* Begin Dataset *

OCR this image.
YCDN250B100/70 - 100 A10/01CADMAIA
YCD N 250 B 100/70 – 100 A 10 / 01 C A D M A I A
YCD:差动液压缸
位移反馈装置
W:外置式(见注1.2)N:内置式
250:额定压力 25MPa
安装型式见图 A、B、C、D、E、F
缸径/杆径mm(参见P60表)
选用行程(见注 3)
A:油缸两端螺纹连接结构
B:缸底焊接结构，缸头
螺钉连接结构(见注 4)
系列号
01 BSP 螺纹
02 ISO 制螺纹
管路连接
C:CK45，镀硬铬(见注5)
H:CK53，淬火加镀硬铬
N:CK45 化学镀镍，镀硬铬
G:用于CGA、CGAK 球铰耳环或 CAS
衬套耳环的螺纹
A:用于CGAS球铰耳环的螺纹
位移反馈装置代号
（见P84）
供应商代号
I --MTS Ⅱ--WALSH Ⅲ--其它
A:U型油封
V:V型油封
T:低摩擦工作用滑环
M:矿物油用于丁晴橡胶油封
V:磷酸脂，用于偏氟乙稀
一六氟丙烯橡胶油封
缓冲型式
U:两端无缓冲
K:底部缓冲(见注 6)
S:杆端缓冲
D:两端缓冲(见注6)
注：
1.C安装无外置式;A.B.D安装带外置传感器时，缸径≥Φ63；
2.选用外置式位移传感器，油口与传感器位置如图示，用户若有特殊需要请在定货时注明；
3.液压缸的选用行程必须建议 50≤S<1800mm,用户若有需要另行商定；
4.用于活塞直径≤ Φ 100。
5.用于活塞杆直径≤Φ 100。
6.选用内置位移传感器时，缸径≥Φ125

* End Dataset *

Reproduce the complete data exactly as presented above.

OCR this image.
YCDN250B100/70 - 100 A10/01CADMAIA
YCD N 250 B 100/70 – 100 A 10 / 01 C A D M A I A
YCD:差动液压缸
位移反馈装置
W:外置式(见注1.2)N:内置式
250:额定压力 25MPa
安装型式见图 A、B、C、D、E、F
缸径/杆径mm(参见P60表)
选用行程(见注 3)
A:油缸两端螺纹连接结构
B:缸底焊接结构，缸头
螺钉连接结构(见注 4)
系列号
01 BSP 螺纹
02 ISO 制螺纹
管路连接
C:CK45，镀硬铬(见注5)
H:CK53，淬火加镀硬铬
N:CK45 化学镀镍，镀硬铬
G:用于CGA、CGAK 球铰耳环或 CAS
衬套耳环的螺纹
A:用于CGAS球铰耳环的螺纹
位移反馈装置代号
（见P84）
供应商代号
I --MTS Ⅱ--WALSH Ⅲ--其它
A:U型油封
V:V型油封
T:低摩擦工作用滑环
M:矿物油用于丁晴橡胶油封
V:磷酸脂，用于偏氟乙稀
一六氟丙烯橡胶油封
缓冲型式
U:两端无缓冲
K:底部缓冲(见注 6)
S:杆端缓冲
D:两端缓冲(见注6)
注：
1.C安装无外置式;A.B.D安装带外置传感器时，缸径≥Φ63；
2.选用外置式位移传感器，油口与传感器位置如图示，用户若有特殊需要请在定货时注明；
3.液压缸的选用行程必须建议 50≤S<1800mm,用户若有需要另行商定；
4.用于活塞直径≤ Φ 100。
5.用于活塞杆直径≤Φ 100。
6.选用内置位移传感器时，缸径≥Φ125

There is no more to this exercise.